───── DATA TO PROCESS ─────
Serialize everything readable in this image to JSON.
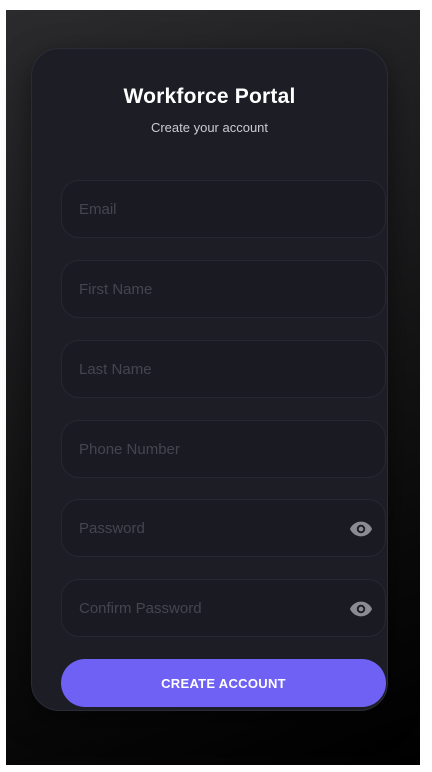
{
  "header": {
    "title": "Workforce Portal",
    "subtitle": "Create your account"
  },
  "form": {
    "fields": [
      {
        "id": "email",
        "placeholder": "Email",
        "value": ""
      },
      {
        "id": "first_name",
        "placeholder": "First Name",
        "value": ""
      },
      {
        "id": "last_name",
        "placeholder": "Last Name",
        "value": ""
      },
      {
        "id": "phone",
        "placeholder": "Phone Number",
        "value": ""
      },
      {
        "id": "password",
        "placeholder": "Password",
        "value": "",
        "icon": "eye-icon"
      },
      {
        "id": "confirm_password",
        "placeholder": "Confirm Password",
        "value": "",
        "icon": "eye-icon"
      }
    ],
    "submit_label": "CREATE ACCOUNT"
  },
  "colors": {
    "accent": "#6f61f4",
    "card_background": "#1d1e25",
    "field_background": "#1a1b22",
    "placeholder": "#44454f",
    "icon": "#8a8b93"
  }
}
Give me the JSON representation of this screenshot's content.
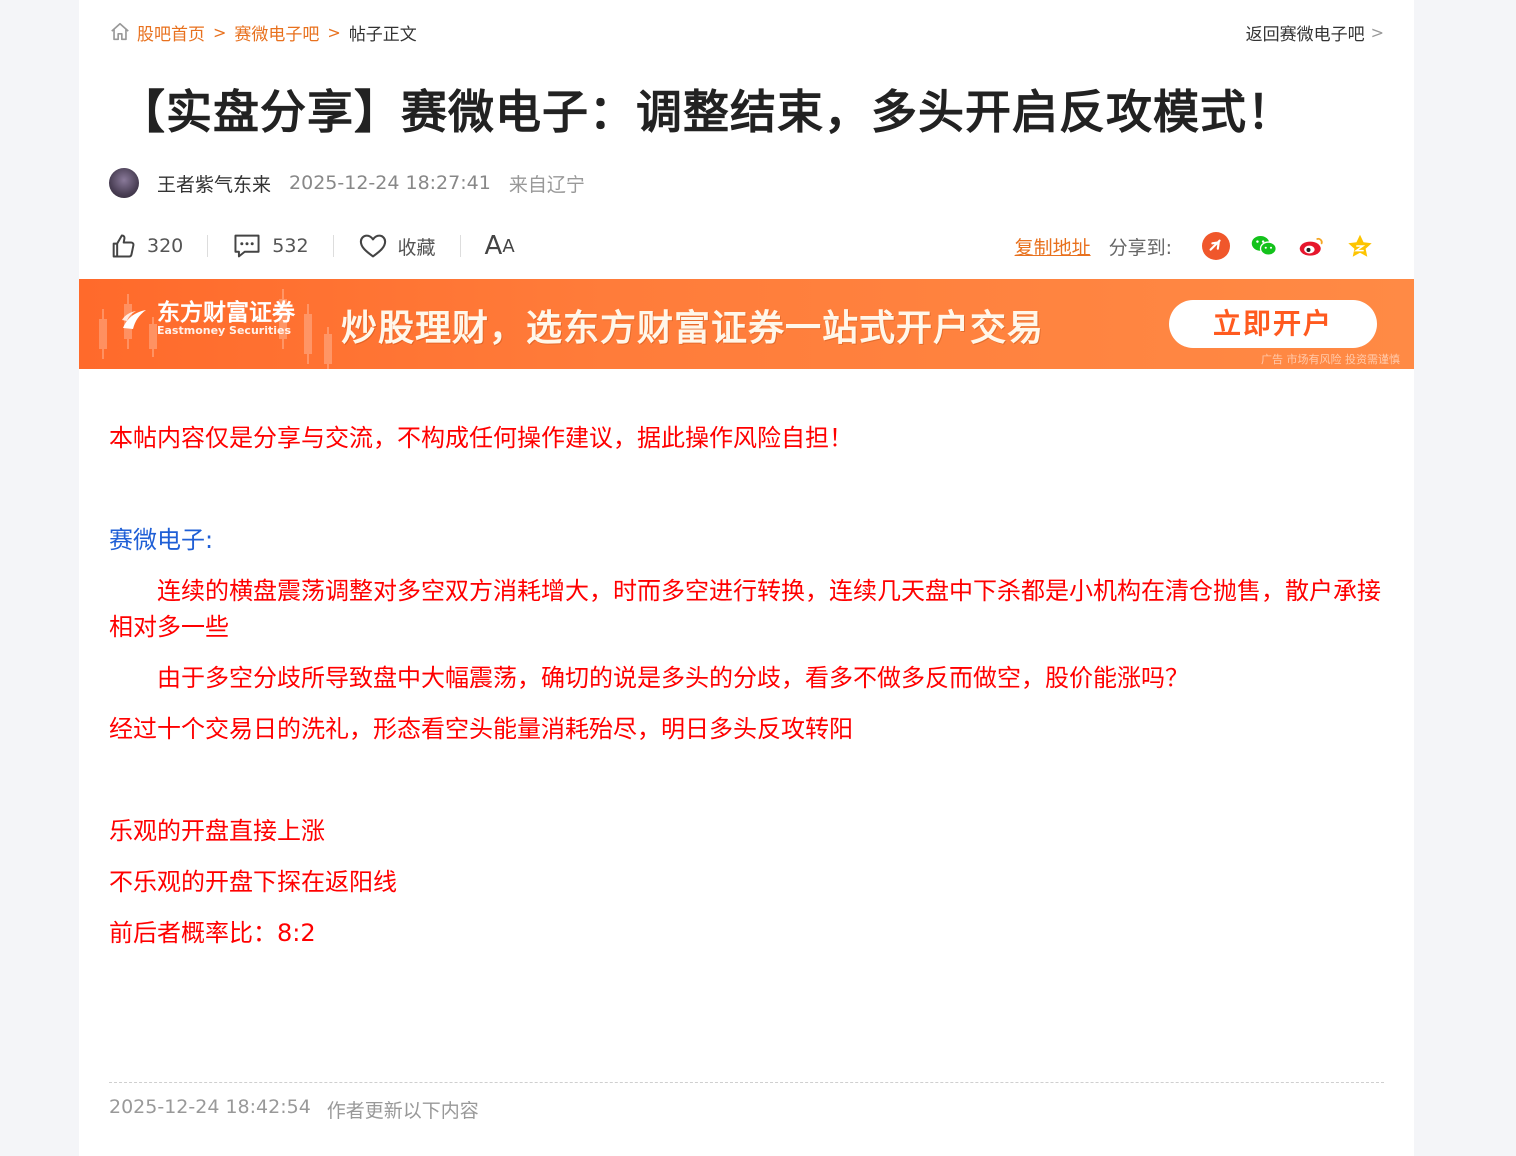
{
  "breadcrumb": {
    "home": "股吧首页",
    "bar": "赛微电子吧",
    "current": "帖子正文",
    "back": "返回赛微电子吧"
  },
  "post": {
    "title": "【实盘分享】赛微电子：调整结束，多头开启反攻模式！",
    "author": "王者紫气东来",
    "time": "2025-12-24 18:27:41",
    "location": "来自辽宁"
  },
  "actions": {
    "likes": "320",
    "comments": "532",
    "favorite": "收藏",
    "font_large": "A",
    "font_small": "A",
    "copy_link": "复制地址",
    "share_label": "分享到:"
  },
  "share_icons": [
    "toutiao-icon",
    "wechat-icon",
    "weibo-icon",
    "qzone-icon"
  ],
  "banner": {
    "logo_cn": "东方财富证券",
    "logo_en": "Eastmoney Securities",
    "slogan": "炒股理财，选东方财富证券一站式开户交易",
    "cta": "立即开户",
    "ad_note": "广告 市场有风险 投资需谨慎"
  },
  "content": {
    "disclaimer": "本帖内容仅是分享与交流，不构成任何操作建议，据此操作风险自担！",
    "stock_heading": "赛微电子:",
    "para1": "连续的横盘震荡调整对多空双方消耗增大，时而多空进行转换，连续几天盘中下杀都是小机构在清仓抛售，散户承接相对多一些",
    "para2": "由于多空分歧所导致盘中大幅震荡，确切的说是多头的分歧，看多不做多反而做空，股价能涨吗？",
    "para3": "经过十个交易日的洗礼，形态看空头能量消耗殆尽，明日多头反攻转阳",
    "scenario1": "乐观的开盘直接上涨",
    "scenario2": "不乐观的开盘下探在返阳线",
    "ratio": "前后者概率比：8:2"
  },
  "update": {
    "time": "2025-12-24 18:42:54",
    "label": "作者更新以下内容"
  },
  "colors": {
    "accent": "#e8711e",
    "content_red": "#ff0000",
    "content_blue": "#1f5fd6",
    "banner": "#ff6a2b"
  }
}
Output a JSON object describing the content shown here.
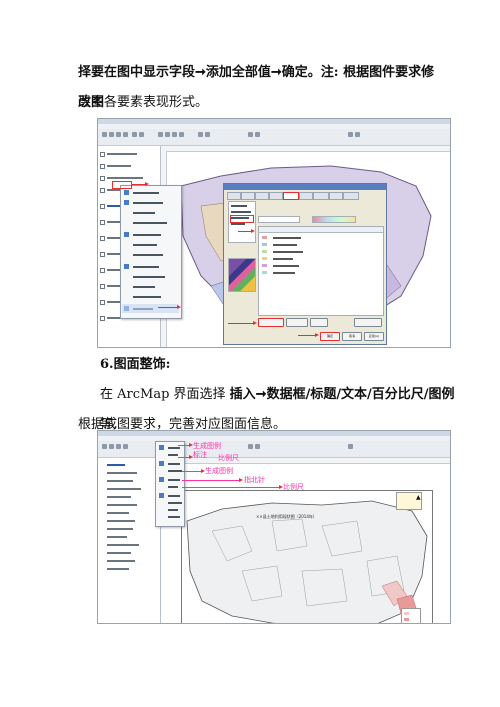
{
  "paragraph1": {
    "line1": "择要在图中显示字段➞添加全部值➞确定。注: 根据图件要求修改图",
    "line2": "层中各要素表现形式。"
  },
  "section6": {
    "heading": "6.图面整饰:",
    "line1_plain": "在 ArcMap 界面选择 ",
    "line1_bold": "插入➞数据框/标题/文本/百分比尺/图例",
    "line1_tail": "等,",
    "line2": "根据成图要求，完善对应图面信息。"
  },
  "screenshot1": {
    "dialog_ok": "确定",
    "dialog_cancel": "取消",
    "dialog_apply": "应用(A)"
  },
  "screenshot2": {
    "annotations": [
      "生成图例",
      "标注",
      "比例尺",
      "生成图例",
      "指北针",
      "比例尺"
    ],
    "map_title": "××县土地利用现状图（2014年）"
  },
  "colors": {
    "annotation": "#ff2fa6",
    "highlight": "#e53030",
    "map_fill_a": "#7b4fa8",
    "map_fill_b": "#d8cfe8",
    "map_fill_c": "#f0c8c8",
    "map_fill_d": "#d8dce0"
  }
}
─────
▶ TASK BRIEF:
Without including the pictures, reproduce all entries exactly.

▶ EXERCISE RESPONSE:
Serialize everything readable in this image to JSON.
{
  "header": {
    "title": "Workforce Portal",
    "subtitle": "Create your account"
  },
  "form": {
    "fields": [
      {
        "id": "email",
        "placeholder": "Email",
        "value": ""
      },
      {
        "id": "first_name",
        "placeholder": "First Name",
        "value": ""
      },
      {
        "id": "last_name",
        "placeholder": "Last Name",
        "value": ""
      },
      {
        "id": "phone",
        "placeholder": "Phone Number",
        "value": ""
      },
      {
        "id": "password",
        "placeholder": "Password",
        "value": "",
        "icon": "eye-icon"
      },
      {
        "id": "confirm_password",
        "placeholder": "Confirm Password",
        "value": "",
        "icon": "eye-icon"
      }
    ],
    "submit_label": "CREATE ACCOUNT"
  },
  "colors": {
    "accent": "#6f61f4",
    "card_background": "#1d1e25",
    "field_background": "#1a1b22",
    "placeholder": "#44454f",
    "icon": "#8a8b93"
  }
}
Give me the JSON representation of this screenshot's content.
{
  "breadcrumb": {
    "home": "股吧首页",
    "bar": "赛微电子吧",
    "current": "帖子正文",
    "back": "返回赛微电子吧"
  },
  "post": {
    "title": "【实盘分享】赛微电子：调整结束，多头开启反攻模式！",
    "author": "王者紫气东来",
    "time": "2025-12-24 18:27:41",
    "location": "来自辽宁"
  },
  "actions": {
    "likes": "320",
    "comments": "532",
    "favorite": "收藏",
    "font_large": "A",
    "font_small": "A",
    "copy_link": "复制地址",
    "share_label": "分享到:"
  },
  "share_icons": [
    "toutiao-icon",
    "wechat-icon",
    "weibo-icon",
    "qzone-icon"
  ],
  "banner": {
    "logo_cn": "东方财富证券",
    "logo_en": "Eastmoney Securities",
    "slogan": "炒股理财，选东方财富证券一站式开户交易",
    "cta": "立即开户",
    "ad_note": "广告 市场有风险 投资需谨慎"
  },
  "content": {
    "disclaimer": "本帖内容仅是分享与交流，不构成任何操作建议，据此操作风险自担！",
    "stock_heading": "赛微电子:",
    "para1": "连续的横盘震荡调整对多空双方消耗增大，时而多空进行转换，连续几天盘中下杀都是小机构在清仓抛售，散户承接相对多一些",
    "para2": "由于多空分歧所导致盘中大幅震荡，确切的说是多头的分歧，看多不做多反而做空，股价能涨吗？",
    "para3": "经过十个交易日的洗礼，形态看空头能量消耗殆尽，明日多头反攻转阳",
    "scenario1": "乐观的开盘直接上涨",
    "scenario2": "不乐观的开盘下探在返阳线",
    "ratio": "前后者概率比：8:2"
  },
  "update": {
    "time": "2025-12-24 18:42:54",
    "label": "作者更新以下内容"
  },
  "colors": {
    "accent": "#e8711e",
    "content_red": "#ff0000",
    "content_blue": "#1f5fd6",
    "banner": "#ff6a2b"
  }
}
Output a JSON object describing the content shown here.
{
  "paragraph1": {
    "line1": "择要在图中显示字段➞添加全部值➞确定。注: 根据图件要求修改图",
    "line2": "层中各要素表现形式。"
  },
  "section6": {
    "heading": "6.图面整饰:",
    "line1_plain": "在 ArcMap 界面选择 ",
    "line1_bold": "插入➞数据框/标题/文本/百分比尺/图例",
    "line1_tail": "等,",
    "line2": "根据成图要求，完善对应图面信息。"
  },
  "screenshot1": {
    "dialog_ok": "确定",
    "dialog_cancel": "取消",
    "dialog_apply": "应用(A)"
  },
  "screenshot2": {
    "annotations": [
      "生成图例",
      "标注",
      "比例尺",
      "生成图例",
      "指北针",
      "比例尺"
    ],
    "map_title": "××县土地利用现状图（2014年）"
  },
  "colors": {
    "annotation": "#ff2fa6",
    "highlight": "#e53030",
    "map_fill_a": "#7b4fa8",
    "map_fill_b": "#d8cfe8",
    "map_fill_c": "#f0c8c8",
    "map_fill_d": "#d8dce0"
  }
}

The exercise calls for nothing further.